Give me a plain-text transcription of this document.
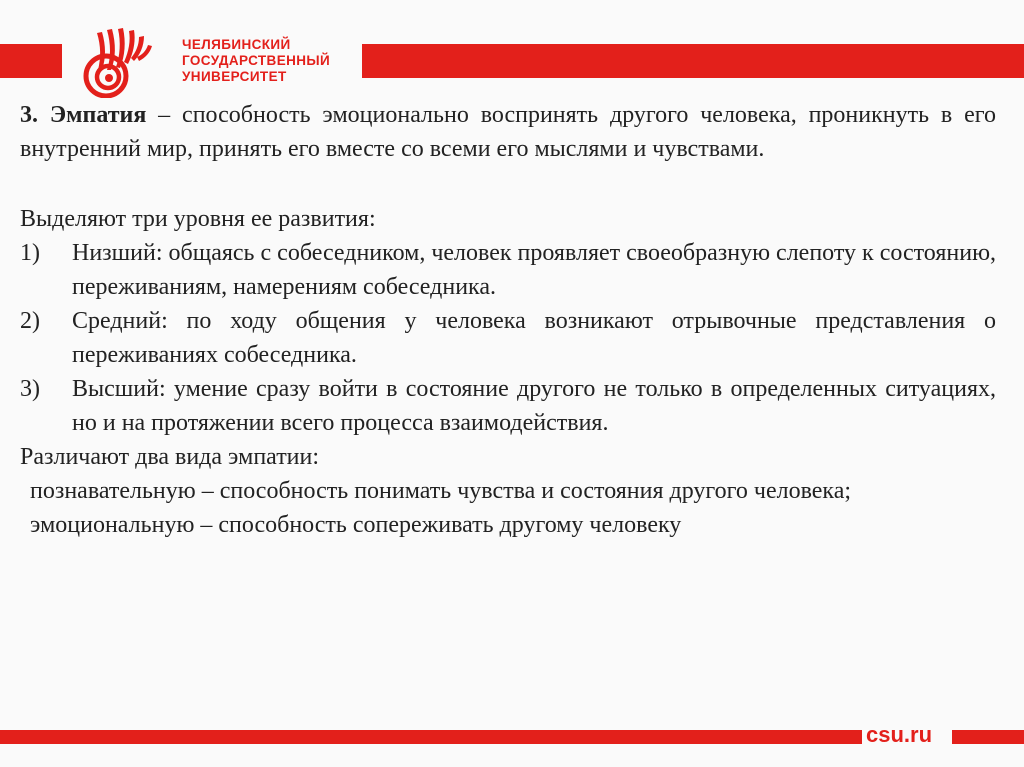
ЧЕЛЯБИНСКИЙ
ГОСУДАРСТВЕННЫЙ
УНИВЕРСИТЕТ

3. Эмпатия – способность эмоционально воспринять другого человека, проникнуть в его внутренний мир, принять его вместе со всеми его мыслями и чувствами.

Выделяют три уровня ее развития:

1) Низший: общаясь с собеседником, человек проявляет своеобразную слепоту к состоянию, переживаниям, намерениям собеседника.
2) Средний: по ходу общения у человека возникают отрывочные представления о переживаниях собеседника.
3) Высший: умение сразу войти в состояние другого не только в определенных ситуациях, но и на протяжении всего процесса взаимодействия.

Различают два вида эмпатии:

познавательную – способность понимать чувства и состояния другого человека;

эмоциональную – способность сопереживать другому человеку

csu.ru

---*---

**WRITTEN TASK:** Print every record above exactly as written, leaving out the pictures.

**ANSWER FOR THIS EXERCISE:**
Give me a plain-text transcription of this document.
ЧЕЛЯБИНСКИЙ
ГОСУДАРСТВЕННЫЙ
УНИВЕРСИТЕТ

3. Эмпатия – способность эмоционально воспринять другого человека, проникнуть в его внутренний мир, принять его вместе со всеми его мыслями и чувствами.

Выделяют три уровня ее развития:

1) Низший: общаясь с собеседником, человек проявляет своеобразную слепоту к состоянию, переживаниям, намерениям собеседника.
2) Средний: по ходу общения у человека возникают отрывочные представления о переживаниях собеседника.
3) Высший: умение сразу войти в состояние другого не только в определенных ситуациях, но и на протяжении всего процесса взаимодействия.

Различают два вида эмпатии:

познавательную – способность понимать чувства и состояния другого человека;

эмоциональную – способность сопереживать другому человеку

csu.ru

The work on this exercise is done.